# EXERCISE PROMPT
List every line in this data where the string "arrow" occurs.

○ ○ ○

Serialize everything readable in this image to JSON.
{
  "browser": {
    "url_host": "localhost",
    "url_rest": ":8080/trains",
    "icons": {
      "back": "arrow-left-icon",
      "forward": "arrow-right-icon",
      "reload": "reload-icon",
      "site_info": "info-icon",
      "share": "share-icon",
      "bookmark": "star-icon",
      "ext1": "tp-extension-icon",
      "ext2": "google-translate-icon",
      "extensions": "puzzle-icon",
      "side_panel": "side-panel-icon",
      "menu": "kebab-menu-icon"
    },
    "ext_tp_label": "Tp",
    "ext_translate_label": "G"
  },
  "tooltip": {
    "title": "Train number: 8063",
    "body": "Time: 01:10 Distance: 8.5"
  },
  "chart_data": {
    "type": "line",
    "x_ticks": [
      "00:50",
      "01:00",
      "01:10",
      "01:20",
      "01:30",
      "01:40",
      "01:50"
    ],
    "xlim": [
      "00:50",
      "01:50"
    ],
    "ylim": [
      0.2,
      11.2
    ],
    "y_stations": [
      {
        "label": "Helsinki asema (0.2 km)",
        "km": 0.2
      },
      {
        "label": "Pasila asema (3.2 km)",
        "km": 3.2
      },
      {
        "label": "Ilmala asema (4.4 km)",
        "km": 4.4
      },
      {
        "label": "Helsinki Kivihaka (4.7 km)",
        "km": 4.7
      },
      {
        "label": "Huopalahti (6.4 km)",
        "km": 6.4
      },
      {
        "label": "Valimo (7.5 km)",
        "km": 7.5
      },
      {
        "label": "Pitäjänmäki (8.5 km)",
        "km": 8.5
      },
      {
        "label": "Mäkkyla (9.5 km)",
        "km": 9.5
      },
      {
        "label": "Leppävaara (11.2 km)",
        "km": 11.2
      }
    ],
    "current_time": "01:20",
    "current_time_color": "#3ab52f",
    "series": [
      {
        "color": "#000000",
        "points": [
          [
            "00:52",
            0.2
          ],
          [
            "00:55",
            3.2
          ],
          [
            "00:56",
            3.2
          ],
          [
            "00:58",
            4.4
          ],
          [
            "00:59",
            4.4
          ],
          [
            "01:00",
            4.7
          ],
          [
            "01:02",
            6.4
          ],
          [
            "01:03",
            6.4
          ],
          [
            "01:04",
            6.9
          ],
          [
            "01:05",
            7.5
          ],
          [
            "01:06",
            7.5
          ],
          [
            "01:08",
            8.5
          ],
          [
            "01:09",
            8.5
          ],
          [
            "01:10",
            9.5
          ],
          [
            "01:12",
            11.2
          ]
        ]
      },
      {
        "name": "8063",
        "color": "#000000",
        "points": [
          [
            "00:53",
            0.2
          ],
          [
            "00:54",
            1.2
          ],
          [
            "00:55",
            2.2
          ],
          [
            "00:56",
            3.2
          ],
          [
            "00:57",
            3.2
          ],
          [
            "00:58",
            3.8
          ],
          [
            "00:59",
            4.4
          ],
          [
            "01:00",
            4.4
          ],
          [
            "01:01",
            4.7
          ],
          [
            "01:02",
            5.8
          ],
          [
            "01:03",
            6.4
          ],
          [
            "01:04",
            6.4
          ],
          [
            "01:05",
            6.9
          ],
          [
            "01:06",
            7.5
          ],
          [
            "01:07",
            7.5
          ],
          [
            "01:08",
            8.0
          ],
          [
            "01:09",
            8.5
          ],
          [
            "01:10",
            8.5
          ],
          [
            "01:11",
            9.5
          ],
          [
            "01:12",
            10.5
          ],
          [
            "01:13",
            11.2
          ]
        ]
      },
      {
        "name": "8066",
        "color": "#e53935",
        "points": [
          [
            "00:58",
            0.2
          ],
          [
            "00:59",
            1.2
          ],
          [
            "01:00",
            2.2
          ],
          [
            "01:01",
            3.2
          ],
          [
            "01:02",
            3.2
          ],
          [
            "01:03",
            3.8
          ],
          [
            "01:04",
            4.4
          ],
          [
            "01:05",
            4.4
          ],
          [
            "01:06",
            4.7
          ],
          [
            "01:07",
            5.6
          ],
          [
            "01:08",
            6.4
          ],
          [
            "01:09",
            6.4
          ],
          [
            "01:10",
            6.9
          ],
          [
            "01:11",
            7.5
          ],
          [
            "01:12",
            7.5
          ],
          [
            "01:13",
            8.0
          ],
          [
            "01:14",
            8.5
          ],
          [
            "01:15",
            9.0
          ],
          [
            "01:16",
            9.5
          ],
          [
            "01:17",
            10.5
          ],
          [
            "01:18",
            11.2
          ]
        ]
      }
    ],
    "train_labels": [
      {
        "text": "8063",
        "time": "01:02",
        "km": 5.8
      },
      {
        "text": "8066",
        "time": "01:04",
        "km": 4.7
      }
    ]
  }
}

○ ○ ○

# SOLUTION TO THIS EXERCISE
      "back": "arrow-left-icon",
      "forward": "arrow-right-icon",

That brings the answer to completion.